## DATA SUPPLIED

+ + + + +

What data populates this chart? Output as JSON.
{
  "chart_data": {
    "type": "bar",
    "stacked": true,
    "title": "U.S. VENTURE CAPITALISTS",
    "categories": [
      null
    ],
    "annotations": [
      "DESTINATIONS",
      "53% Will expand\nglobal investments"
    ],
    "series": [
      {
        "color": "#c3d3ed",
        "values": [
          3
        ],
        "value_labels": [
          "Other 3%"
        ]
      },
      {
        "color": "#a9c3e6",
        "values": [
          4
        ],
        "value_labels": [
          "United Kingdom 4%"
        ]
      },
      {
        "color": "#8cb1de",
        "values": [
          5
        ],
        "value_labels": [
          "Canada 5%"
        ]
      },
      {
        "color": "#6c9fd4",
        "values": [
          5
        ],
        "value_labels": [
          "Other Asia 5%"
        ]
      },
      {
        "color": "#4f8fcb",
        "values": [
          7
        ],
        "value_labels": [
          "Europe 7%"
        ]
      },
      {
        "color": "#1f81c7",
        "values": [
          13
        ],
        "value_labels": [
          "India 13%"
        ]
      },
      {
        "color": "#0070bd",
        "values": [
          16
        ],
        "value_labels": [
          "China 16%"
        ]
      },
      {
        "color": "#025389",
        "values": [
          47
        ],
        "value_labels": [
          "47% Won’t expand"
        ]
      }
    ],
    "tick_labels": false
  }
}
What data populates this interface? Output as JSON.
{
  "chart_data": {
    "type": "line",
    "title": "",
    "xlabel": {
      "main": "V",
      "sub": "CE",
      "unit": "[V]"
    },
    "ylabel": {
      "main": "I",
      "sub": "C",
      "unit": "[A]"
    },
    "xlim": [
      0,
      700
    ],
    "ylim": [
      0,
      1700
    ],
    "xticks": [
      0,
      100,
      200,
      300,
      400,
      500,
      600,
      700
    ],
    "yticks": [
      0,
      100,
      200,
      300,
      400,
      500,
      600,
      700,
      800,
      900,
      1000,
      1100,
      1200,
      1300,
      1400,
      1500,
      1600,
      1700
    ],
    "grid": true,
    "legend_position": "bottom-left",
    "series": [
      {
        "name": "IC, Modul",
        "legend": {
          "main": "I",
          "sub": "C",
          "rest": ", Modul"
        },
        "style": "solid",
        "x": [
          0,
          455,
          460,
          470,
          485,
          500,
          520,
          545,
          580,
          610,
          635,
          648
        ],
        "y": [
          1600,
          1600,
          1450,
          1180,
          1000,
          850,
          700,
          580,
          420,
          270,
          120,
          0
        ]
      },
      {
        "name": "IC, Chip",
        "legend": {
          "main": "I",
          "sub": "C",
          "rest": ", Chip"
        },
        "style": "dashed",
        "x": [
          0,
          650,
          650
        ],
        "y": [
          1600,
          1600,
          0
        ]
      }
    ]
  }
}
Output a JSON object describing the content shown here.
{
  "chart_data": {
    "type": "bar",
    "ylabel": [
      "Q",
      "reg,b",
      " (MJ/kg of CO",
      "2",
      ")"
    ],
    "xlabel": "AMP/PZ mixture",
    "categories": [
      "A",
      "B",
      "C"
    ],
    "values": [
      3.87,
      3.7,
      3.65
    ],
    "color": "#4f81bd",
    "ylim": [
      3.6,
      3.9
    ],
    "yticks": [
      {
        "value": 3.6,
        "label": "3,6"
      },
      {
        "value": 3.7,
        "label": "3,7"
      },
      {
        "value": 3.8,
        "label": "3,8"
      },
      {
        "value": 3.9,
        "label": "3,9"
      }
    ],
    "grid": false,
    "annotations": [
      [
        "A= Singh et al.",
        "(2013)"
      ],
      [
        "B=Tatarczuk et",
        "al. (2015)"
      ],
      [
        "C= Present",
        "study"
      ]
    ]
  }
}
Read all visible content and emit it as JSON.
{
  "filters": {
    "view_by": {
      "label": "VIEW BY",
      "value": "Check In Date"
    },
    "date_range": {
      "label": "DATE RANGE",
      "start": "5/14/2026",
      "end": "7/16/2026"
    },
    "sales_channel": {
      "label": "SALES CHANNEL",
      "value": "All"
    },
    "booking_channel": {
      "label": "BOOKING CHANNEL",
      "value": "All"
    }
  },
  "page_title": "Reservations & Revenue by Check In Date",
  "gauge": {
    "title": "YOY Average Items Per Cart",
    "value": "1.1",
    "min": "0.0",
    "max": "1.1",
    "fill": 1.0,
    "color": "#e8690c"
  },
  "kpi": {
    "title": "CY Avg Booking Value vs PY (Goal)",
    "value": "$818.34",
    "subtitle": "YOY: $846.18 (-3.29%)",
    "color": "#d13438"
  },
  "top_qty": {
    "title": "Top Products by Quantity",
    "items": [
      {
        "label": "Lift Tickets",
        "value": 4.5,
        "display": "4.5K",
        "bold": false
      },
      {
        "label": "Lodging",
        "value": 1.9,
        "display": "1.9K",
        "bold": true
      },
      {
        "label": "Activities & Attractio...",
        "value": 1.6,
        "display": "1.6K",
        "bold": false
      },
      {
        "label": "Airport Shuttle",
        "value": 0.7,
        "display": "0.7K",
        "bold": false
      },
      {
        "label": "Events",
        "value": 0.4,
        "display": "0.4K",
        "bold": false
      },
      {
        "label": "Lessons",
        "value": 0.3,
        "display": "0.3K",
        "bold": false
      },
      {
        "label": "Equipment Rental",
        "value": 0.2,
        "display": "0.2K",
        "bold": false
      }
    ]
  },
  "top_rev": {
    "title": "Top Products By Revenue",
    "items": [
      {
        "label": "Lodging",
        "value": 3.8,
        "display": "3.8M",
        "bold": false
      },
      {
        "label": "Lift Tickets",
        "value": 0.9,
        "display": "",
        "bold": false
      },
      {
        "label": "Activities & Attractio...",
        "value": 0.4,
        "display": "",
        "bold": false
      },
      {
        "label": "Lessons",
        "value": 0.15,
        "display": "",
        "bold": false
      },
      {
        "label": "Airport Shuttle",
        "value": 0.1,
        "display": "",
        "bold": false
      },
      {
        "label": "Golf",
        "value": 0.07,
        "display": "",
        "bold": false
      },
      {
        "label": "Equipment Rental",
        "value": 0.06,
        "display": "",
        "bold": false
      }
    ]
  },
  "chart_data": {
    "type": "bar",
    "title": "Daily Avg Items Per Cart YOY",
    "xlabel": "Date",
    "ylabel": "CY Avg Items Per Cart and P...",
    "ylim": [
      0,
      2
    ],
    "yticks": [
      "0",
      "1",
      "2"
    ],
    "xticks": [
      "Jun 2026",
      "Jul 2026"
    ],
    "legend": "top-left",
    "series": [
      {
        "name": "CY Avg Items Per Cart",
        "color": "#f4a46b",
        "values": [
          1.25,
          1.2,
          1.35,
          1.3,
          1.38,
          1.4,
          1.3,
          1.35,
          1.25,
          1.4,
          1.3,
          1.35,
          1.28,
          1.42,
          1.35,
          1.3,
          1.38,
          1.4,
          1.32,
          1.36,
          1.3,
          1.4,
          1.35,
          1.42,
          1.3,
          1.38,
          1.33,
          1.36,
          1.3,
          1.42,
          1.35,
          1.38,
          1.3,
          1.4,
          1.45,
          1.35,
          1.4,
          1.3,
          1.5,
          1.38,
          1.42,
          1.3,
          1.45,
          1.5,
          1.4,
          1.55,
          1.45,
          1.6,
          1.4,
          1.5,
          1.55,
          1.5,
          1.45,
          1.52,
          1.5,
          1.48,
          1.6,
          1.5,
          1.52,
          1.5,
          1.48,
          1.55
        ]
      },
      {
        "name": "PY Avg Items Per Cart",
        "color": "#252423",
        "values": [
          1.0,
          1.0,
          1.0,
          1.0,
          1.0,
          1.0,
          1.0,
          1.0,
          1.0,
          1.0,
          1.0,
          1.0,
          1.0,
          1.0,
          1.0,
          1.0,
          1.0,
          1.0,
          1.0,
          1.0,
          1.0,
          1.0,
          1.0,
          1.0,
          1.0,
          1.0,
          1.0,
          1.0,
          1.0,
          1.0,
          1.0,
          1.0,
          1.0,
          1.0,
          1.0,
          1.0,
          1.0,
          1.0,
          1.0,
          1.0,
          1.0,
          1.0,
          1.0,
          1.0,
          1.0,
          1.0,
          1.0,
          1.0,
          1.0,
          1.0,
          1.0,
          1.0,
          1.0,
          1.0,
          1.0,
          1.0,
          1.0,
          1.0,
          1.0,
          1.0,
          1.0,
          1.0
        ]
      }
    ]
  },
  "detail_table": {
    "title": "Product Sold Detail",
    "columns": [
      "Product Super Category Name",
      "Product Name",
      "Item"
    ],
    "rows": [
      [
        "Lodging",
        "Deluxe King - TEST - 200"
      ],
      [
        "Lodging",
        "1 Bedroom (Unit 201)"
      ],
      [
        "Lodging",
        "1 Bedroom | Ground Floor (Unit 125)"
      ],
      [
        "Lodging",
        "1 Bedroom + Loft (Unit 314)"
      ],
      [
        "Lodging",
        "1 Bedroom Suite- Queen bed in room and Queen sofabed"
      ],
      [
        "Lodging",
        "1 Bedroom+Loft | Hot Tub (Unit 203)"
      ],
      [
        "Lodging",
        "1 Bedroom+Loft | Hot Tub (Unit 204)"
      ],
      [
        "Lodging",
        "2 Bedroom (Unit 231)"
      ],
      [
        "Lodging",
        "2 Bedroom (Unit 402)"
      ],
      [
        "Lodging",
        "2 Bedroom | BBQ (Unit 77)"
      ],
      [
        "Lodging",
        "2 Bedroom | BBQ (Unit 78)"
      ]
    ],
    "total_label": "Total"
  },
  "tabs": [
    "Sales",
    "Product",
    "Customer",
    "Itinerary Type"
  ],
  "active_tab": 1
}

+ + + + +

## PROBLEM DESCRIPTION
Which lines of the material contain the string "Cart"? List each of them.

## EXERCISE ANSWER
    "title": "YOY Average Items Per Cart",
    "title": "Daily Avg Items Per Cart YOY",
    "ylabel": "CY Avg Items Per Cart and P...",
        "name": "CY Avg Items Per Cart",
        "name": "PY Avg Items Per Cart",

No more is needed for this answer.